SHORT EXERCISE: Transcribe each line exactly.

──────── RECORDS SUPPLIED

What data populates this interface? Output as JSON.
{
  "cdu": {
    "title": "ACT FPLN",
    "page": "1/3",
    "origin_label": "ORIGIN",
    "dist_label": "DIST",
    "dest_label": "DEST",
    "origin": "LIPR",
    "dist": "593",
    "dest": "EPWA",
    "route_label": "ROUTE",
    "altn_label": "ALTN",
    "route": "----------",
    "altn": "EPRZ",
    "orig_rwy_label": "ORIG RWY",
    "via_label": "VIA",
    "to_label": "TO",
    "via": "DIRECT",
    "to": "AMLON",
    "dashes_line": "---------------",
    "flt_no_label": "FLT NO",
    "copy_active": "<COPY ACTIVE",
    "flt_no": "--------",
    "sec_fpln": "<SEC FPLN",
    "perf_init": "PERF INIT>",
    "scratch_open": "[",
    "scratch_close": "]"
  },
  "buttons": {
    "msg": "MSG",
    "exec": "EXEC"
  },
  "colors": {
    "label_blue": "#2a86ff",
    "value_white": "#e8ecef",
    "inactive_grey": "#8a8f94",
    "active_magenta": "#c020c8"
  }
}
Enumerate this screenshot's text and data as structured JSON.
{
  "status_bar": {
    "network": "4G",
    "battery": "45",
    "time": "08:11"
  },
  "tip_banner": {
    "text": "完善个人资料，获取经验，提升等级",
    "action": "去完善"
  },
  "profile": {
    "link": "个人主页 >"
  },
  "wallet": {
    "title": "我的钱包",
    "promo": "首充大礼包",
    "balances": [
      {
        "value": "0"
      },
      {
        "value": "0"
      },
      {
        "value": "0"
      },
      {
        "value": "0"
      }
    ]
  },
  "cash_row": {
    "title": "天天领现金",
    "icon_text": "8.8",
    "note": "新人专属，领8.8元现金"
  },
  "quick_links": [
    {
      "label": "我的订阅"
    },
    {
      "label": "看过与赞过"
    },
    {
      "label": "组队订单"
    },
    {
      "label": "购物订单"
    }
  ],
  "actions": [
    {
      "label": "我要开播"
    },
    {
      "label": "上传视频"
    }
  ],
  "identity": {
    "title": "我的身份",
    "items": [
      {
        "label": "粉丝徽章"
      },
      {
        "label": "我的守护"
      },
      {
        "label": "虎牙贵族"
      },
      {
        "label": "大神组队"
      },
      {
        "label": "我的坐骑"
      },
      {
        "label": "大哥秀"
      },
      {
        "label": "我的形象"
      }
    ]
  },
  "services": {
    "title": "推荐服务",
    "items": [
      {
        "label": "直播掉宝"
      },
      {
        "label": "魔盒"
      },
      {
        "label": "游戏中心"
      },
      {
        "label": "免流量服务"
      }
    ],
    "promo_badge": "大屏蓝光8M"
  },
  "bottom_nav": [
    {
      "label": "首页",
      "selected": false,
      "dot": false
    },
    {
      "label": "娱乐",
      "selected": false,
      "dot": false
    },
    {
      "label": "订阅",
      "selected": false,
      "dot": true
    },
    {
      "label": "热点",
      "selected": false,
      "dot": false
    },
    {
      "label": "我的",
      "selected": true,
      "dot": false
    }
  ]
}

────────────────

RESPONSE FOR THIS EXERCISE:
What data populates this interface? Output as JSON.
{
  "cdu": {
    "title": "ACT FPLN",
    "page": "1/3",
    "origin_label": "ORIGIN",
    "dist_label": "DIST",
    "dest_label": "DEST",
    "origin": "LIPR",
    "dist": "593",
    "dest": "EPWA",
    "route_label": "ROUTE",
    "altn_label": "ALTN",
    "route": "----------",
    "altn": "EPRZ",
    "orig_rwy_label": "ORIG RWY",
    "via_label": "VIA",
    "to_label": "TO",
    "via": "DIRECT",
    "to": "AMLON",
    "dashes_line": "---------------",
    "flt_no_label": "FLT NO",
    "copy_active": "<COPY ACTIVE",
    "flt_no": "--------",
    "sec_fpln": "<SEC FPLN",
    "perf_init": "PERF INIT>",
    "scratch_open": "[",
    "scratch_close": "]"
  },
  "buttons": {
    "msg": "MSG",
    "exec": "EXEC"
  },
  "colors": {
    "label_blue": "#2a86ff",
    "value_white": "#e8ecef",
    "inactive_grey": "#8a8f94",
    "active_magenta": "#c020c8"
  }
}
Enumerate this screenshot's text and data as structured JSON.
{
  "status_bar": {
    "network": "4G",
    "battery": "45",
    "time": "08:11"
  },
  "tip_banner": {
    "text": "完善个人资料，获取经验，提升等级",
    "action": "去完善"
  },
  "profile": {
    "link": "个人主页 >"
  },
  "wallet": {
    "title": "我的钱包",
    "promo": "首充大礼包",
    "balances": [
      {
        "value": "0"
      },
      {
        "value": "0"
      },
      {
        "value": "0"
      },
      {
        "value": "0"
      }
    ]
  },
  "cash_row": {
    "title": "天天领现金",
    "icon_text": "8.8",
    "note": "新人专属，领8.8元现金"
  },
  "quick_links": [
    {
      "label": "我的订阅"
    },
    {
      "label": "看过与赞过"
    },
    {
      "label": "组队订单"
    },
    {
      "label": "购物订单"
    }
  ],
  "actions": [
    {
      "label": "我要开播"
    },
    {
      "label": "上传视频"
    }
  ],
  "identity": {
    "title": "我的身份",
    "items": [
      {
        "label": "粉丝徽章"
      },
      {
        "label": "我的守护"
      },
      {
        "label": "虎牙贵族"
      },
      {
        "label": "大神组队"
      },
      {
        "label": "我的坐骑"
      },
      {
        "label": "大哥秀"
      },
      {
        "label": "我的形象"
      }
    ]
  },
  "services": {
    "title": "推荐服务",
    "items": [
      {
        "label": "直播掉宝"
      },
      {
        "label": "魔盒"
      },
      {
        "label": "游戏中心"
      },
      {
        "label": "免流量服务"
      }
    ],
    "promo_badge": "大屏蓝光8M"
  },
  "bottom_nav": [
    {
      "label": "首页",
      "selected": false,
      "dot": false
    },
    {
      "label": "娱乐",
      "selected": false,
      "dot": false
    },
    {
      "label": "订阅",
      "selected": false,
      "dot": true
    },
    {
      "label": "热点",
      "selected": false,
      "dot": false
    },
    {
      "label": "我的",
      "selected": true,
      "dot": false
    }
  ]
}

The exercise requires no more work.